[Given problem]: Filter this material down to the lines that hold "Thai", copying each one.
------------
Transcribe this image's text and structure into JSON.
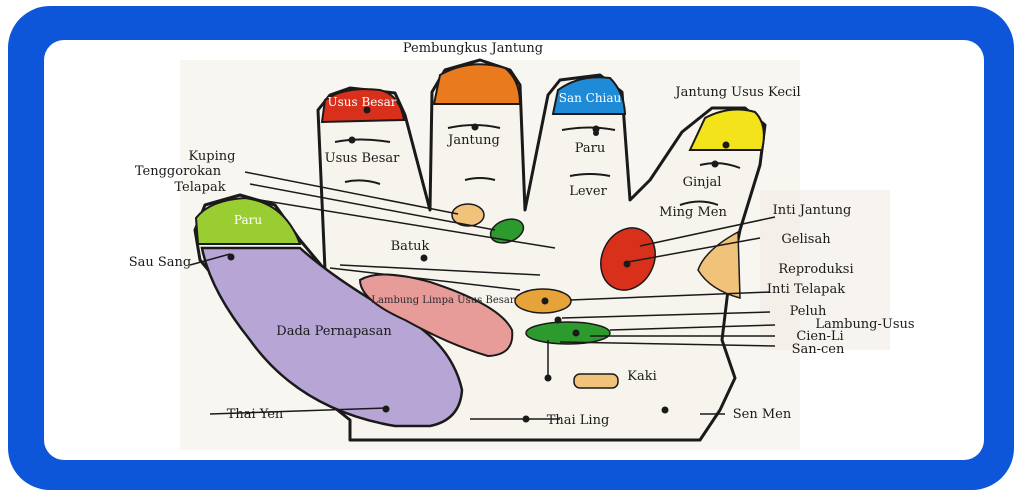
{
  "colors": {
    "frame": "#0d55d9",
    "red": "#d9301c",
    "orange": "#e97a1e",
    "blue": "#1f8bd6",
    "yellow": "#f2e31a",
    "lime": "#9acd32",
    "purple": "#b7a5d6",
    "pink": "#e89c9a",
    "darkgreen": "#2d9a2d",
    "tan": "#f0c27a",
    "gold": "#e6a33a"
  },
  "fingertips": {
    "index": "Usus Besar",
    "middle_top": "Pembungkus Jantung",
    "ring": "San Chiau",
    "little_top": "Jantung Usus Kecil"
  },
  "labels": {
    "paru_thumb": "Paru",
    "usus_besar": "Usus Besar",
    "jantung": "Jantung",
    "paru_ring": "Paru",
    "lever": "Lever",
    "ginjal": "Ginjal",
    "ming_men": "Ming Men",
    "kuping": "Kuping",
    "tenggorokan": "Tenggorokan",
    "telapak": "Telapak",
    "sau_sang": "Sau Sang",
    "batuk": "Batuk",
    "inti_jantung": "Inti Jantung",
    "gelisah": "Gelisah",
    "reproduksi": "Reproduksi",
    "inti_telapak": "Inti Telapak",
    "peluh": "Peluh",
    "lambung_usus": "Lambung-Usus",
    "cien_li": "Cien-Li",
    "san_cen": "San-cen",
    "lambung_limpa": "Lambung Limpa Usus Besar",
    "dada": "Dada Pernapasan",
    "kaki": "Kaki",
    "thai_yen": "Thai Yen",
    "thai_ling": "Thai Ling",
    "sen_men": "Sen Men"
  }
}
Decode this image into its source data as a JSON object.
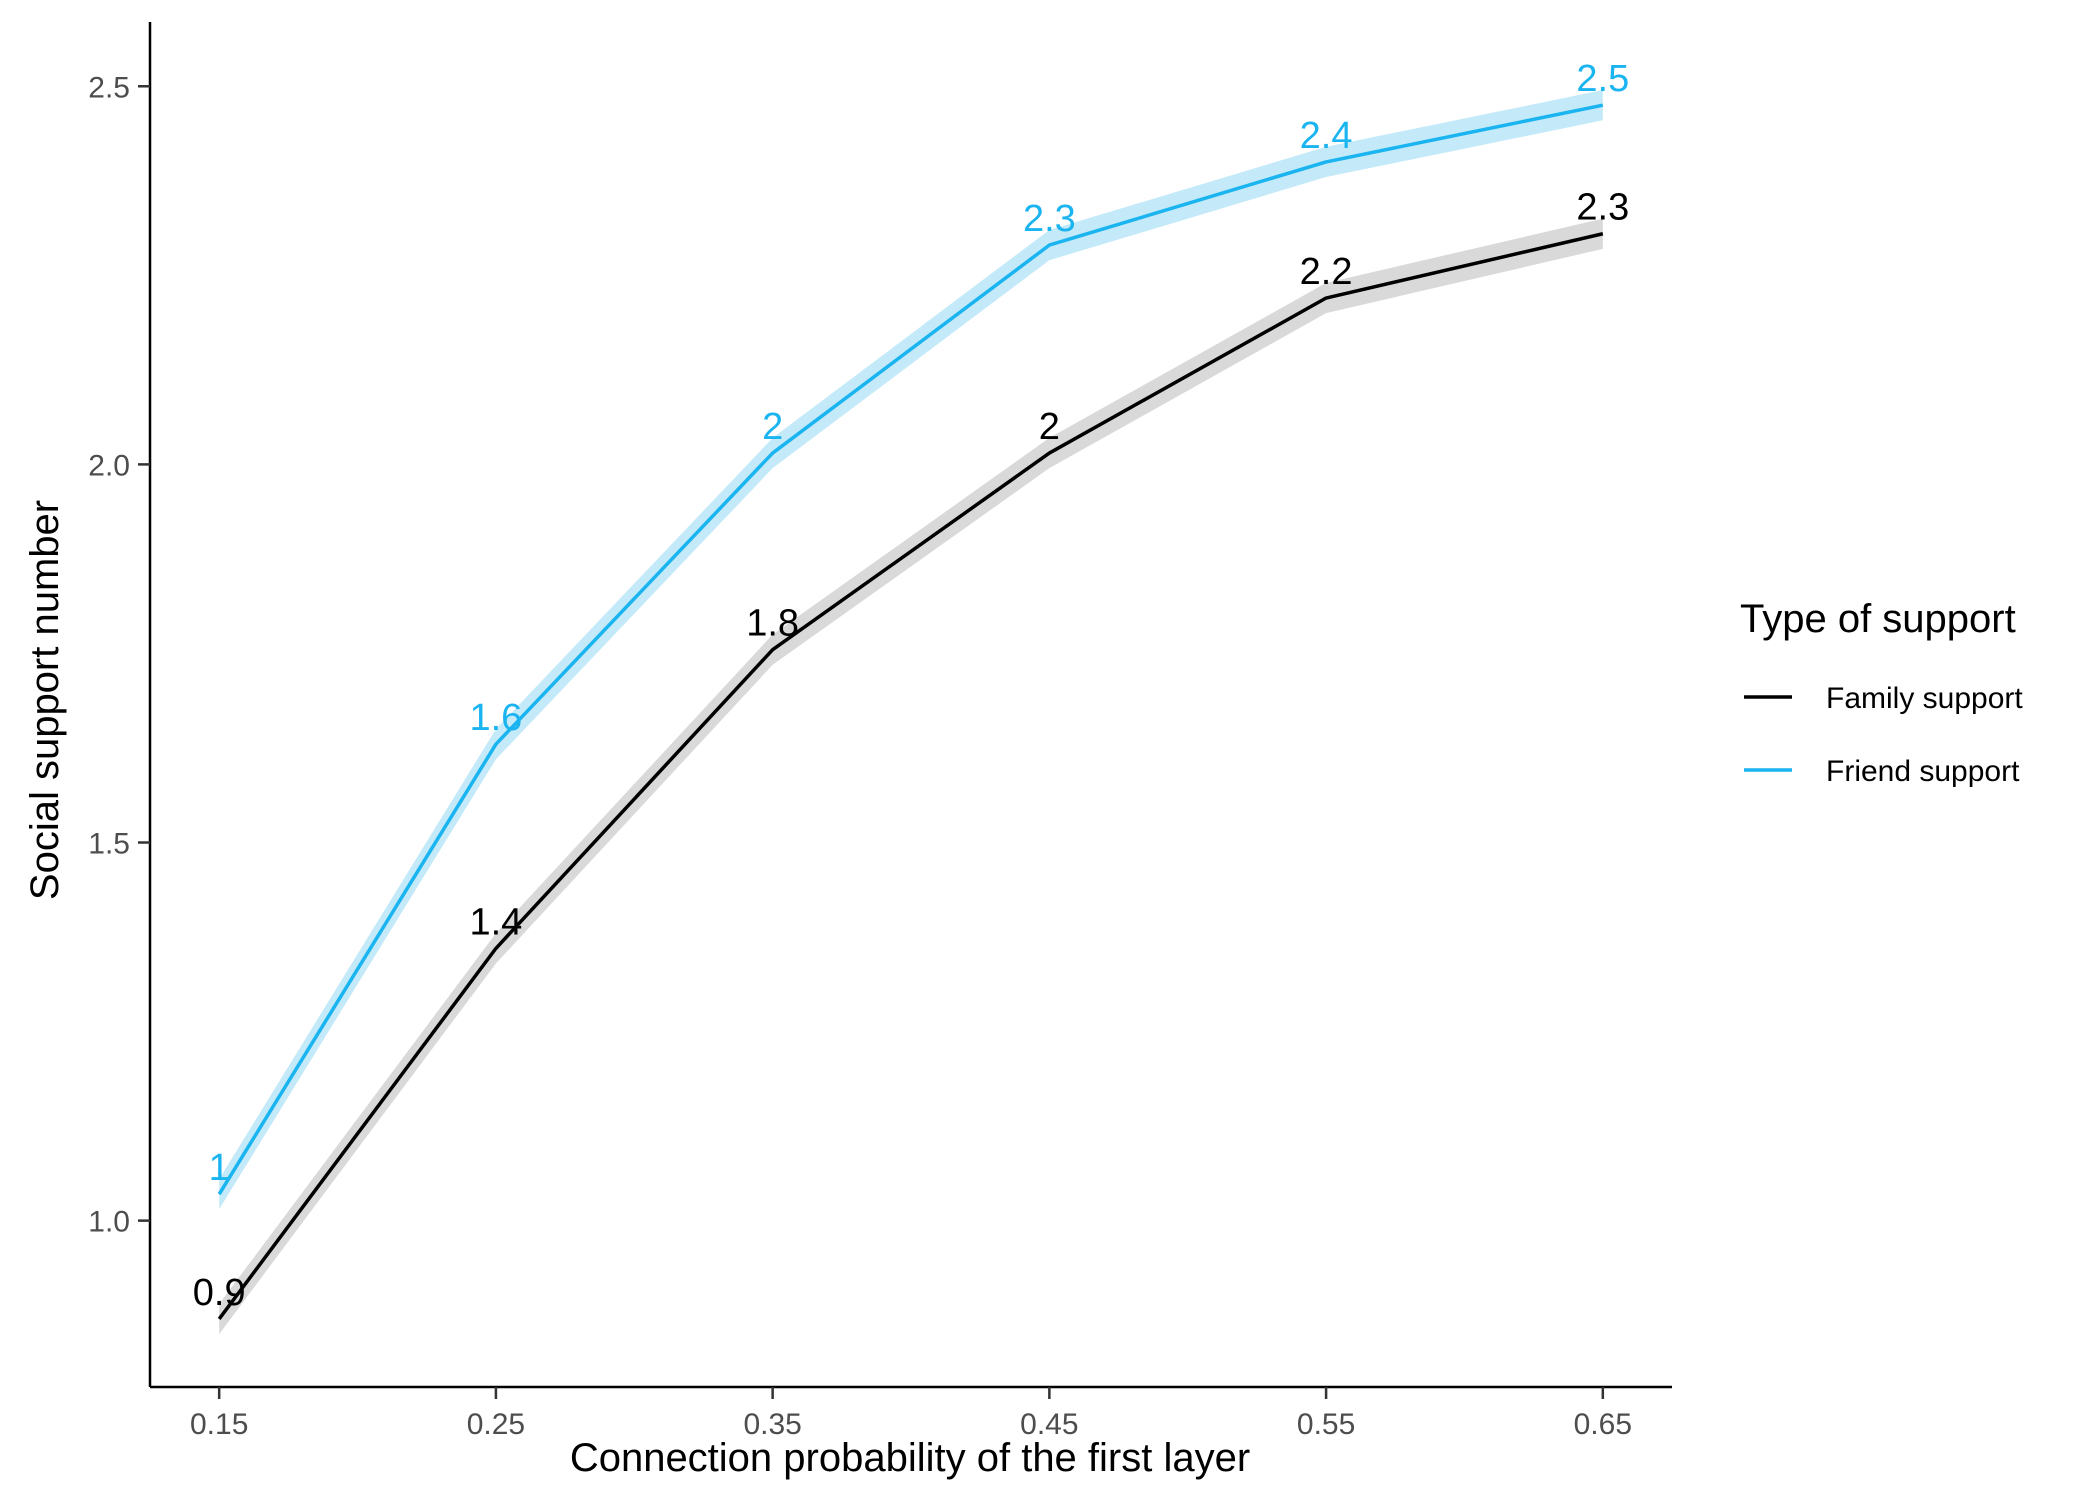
{
  "chart_data": {
    "type": "line",
    "xlabel": "Connection probability of the first layer",
    "ylabel": "Social support number",
    "x": [
      0.15,
      0.25,
      0.35,
      0.45,
      0.55,
      0.65
    ],
    "x_tick_labels": [
      "0.15",
      "0.25",
      "0.35",
      "0.45",
      "0.55",
      "0.65"
    ],
    "y_ticks": [
      1.0,
      1.5,
      2.0,
      2.5
    ],
    "y_tick_labels": [
      "1.0",
      "1.5",
      "2.0",
      "2.5"
    ],
    "xlim": [
      0.125,
      0.675
    ],
    "ylim": [
      0.78,
      2.585
    ],
    "grid": false,
    "legend": {
      "title": "Type of support",
      "placement": "right"
    },
    "series": [
      {
        "name": "Family support",
        "color": "#000000",
        "band_color": "#d9d9d9",
        "values": [
          0.87,
          1.36,
          1.755,
          2.015,
          2.22,
          2.305
        ],
        "ci_low": [
          0.85,
          1.34,
          1.735,
          1.995,
          2.2,
          2.285
        ],
        "ci_high": [
          0.89,
          1.38,
          1.775,
          2.035,
          2.24,
          2.325
        ],
        "data_labels": [
          "0.9",
          "1.4",
          "1.8",
          "2",
          "2.2",
          "2.3"
        ]
      },
      {
        "name": "Friend support",
        "color": "#1ab4f0",
        "band_color": "#c4eaf9",
        "values": [
          1.035,
          1.63,
          2.015,
          2.29,
          2.4,
          2.475
        ],
        "ci_low": [
          1.015,
          1.61,
          1.995,
          2.27,
          2.38,
          2.455
        ],
        "ci_high": [
          1.055,
          1.65,
          2.035,
          2.31,
          2.42,
          2.495
        ],
        "data_labels": [
          "1",
          "1.6",
          "2",
          "2.3",
          "2.4",
          "2.5"
        ]
      }
    ]
  }
}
------------
[Solution below]:
    "thai_yen": "Thai Yen",
    "thai_ling": "Thai Ling",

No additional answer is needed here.